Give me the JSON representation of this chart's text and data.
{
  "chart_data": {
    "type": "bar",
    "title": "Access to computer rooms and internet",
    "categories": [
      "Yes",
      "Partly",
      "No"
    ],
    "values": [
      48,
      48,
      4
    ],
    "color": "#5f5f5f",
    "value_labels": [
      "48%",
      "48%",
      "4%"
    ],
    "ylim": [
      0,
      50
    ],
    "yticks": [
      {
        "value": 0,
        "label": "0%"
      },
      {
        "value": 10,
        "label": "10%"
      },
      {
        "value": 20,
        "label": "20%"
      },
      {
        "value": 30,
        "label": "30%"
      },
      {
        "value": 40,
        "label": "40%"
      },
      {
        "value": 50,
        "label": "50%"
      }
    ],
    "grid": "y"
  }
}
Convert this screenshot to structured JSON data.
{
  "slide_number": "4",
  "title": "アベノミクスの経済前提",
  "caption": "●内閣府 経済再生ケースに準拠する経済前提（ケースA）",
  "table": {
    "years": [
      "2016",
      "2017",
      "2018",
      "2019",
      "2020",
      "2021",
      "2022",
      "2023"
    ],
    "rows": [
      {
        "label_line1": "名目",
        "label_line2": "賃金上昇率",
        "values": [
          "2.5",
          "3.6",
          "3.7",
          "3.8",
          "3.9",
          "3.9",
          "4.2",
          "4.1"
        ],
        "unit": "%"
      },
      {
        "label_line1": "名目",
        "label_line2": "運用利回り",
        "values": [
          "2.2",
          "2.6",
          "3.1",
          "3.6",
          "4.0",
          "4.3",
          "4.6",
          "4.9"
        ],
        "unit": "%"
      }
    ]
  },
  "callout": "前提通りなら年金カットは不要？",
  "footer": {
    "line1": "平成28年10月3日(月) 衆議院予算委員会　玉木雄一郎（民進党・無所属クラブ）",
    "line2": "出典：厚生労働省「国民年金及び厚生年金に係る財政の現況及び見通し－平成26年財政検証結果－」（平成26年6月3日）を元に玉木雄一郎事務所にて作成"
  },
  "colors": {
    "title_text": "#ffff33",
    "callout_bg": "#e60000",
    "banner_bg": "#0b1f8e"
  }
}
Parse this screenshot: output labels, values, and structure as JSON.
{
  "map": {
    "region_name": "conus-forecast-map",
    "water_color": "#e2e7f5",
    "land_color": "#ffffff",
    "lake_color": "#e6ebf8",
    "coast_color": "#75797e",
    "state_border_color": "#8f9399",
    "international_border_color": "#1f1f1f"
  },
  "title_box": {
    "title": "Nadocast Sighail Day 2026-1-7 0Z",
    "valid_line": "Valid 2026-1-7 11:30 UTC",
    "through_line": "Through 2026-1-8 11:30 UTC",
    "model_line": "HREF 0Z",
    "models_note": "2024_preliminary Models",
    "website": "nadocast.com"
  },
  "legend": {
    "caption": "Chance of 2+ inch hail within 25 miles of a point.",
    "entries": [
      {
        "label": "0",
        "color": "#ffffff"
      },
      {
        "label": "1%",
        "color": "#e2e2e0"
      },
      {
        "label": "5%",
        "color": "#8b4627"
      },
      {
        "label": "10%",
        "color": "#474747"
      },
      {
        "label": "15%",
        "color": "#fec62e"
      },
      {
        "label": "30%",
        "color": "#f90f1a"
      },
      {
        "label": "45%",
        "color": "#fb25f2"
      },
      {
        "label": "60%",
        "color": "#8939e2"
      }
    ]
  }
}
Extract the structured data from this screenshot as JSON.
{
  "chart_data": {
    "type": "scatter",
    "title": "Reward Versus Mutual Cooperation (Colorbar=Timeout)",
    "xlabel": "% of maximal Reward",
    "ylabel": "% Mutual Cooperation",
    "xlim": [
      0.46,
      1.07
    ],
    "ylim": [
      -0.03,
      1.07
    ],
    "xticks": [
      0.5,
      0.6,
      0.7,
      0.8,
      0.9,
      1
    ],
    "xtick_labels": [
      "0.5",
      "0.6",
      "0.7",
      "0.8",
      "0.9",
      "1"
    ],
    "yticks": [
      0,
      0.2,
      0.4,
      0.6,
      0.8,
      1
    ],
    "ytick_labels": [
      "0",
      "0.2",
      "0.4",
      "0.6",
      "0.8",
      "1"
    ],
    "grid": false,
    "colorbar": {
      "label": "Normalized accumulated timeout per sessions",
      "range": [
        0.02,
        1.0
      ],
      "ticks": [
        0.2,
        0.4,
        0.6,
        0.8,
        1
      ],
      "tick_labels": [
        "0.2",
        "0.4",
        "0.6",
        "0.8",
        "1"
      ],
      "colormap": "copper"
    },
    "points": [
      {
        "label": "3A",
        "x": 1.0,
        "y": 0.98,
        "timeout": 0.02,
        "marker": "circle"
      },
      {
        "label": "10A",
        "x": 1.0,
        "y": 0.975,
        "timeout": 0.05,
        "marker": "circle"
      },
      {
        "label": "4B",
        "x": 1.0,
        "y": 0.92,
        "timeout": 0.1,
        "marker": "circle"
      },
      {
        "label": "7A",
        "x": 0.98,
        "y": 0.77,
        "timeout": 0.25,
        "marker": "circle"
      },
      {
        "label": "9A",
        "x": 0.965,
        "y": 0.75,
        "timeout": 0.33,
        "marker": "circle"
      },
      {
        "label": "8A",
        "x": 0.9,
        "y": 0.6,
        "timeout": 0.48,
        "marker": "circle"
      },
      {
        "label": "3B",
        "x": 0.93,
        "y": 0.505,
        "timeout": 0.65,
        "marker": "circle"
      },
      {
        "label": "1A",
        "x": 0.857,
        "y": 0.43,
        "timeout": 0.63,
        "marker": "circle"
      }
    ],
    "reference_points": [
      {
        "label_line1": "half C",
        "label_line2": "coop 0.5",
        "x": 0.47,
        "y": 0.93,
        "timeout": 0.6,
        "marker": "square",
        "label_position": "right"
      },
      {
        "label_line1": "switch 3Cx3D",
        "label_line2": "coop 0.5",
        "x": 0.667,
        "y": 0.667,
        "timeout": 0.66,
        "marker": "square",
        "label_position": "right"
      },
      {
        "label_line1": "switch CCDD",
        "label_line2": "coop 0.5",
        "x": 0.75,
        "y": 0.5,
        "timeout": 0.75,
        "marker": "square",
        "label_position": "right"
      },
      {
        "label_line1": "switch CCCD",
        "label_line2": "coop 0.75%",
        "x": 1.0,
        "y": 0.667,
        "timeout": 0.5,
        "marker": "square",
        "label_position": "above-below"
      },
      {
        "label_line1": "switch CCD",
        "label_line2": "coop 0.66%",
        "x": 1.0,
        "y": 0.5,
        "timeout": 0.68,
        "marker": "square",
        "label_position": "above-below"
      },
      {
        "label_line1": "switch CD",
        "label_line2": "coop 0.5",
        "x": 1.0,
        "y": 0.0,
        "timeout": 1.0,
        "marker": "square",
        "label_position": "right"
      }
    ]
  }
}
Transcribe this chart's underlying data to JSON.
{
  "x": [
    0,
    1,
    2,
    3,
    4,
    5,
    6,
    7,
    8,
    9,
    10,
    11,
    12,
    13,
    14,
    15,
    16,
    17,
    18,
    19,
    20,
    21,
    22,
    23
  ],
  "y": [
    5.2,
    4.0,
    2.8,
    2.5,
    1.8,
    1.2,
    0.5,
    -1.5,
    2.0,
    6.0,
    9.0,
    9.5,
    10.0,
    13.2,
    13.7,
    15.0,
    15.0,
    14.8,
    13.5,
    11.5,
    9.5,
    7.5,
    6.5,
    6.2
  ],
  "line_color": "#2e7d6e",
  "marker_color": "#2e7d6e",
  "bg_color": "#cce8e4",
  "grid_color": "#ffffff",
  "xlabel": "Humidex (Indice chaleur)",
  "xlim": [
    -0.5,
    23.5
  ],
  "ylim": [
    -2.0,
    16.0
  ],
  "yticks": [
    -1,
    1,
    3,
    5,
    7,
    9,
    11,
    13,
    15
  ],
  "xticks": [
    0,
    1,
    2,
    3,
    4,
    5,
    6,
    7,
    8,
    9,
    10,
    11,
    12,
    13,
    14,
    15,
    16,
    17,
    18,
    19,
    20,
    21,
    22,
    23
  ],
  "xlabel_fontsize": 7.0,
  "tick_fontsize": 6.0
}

....

Out of the records, collect only those lines that contain the string "JSON".

_Answer to the exercise_.
Give me the JSON representation of this chart's text and data.
Convert this screenshot to structured JSON data.
Parse this screenshot: output labels, values, and structure as JSON.
Extract the structured data from this screenshot as JSON.
Transcribe this chart's underlying data to JSON.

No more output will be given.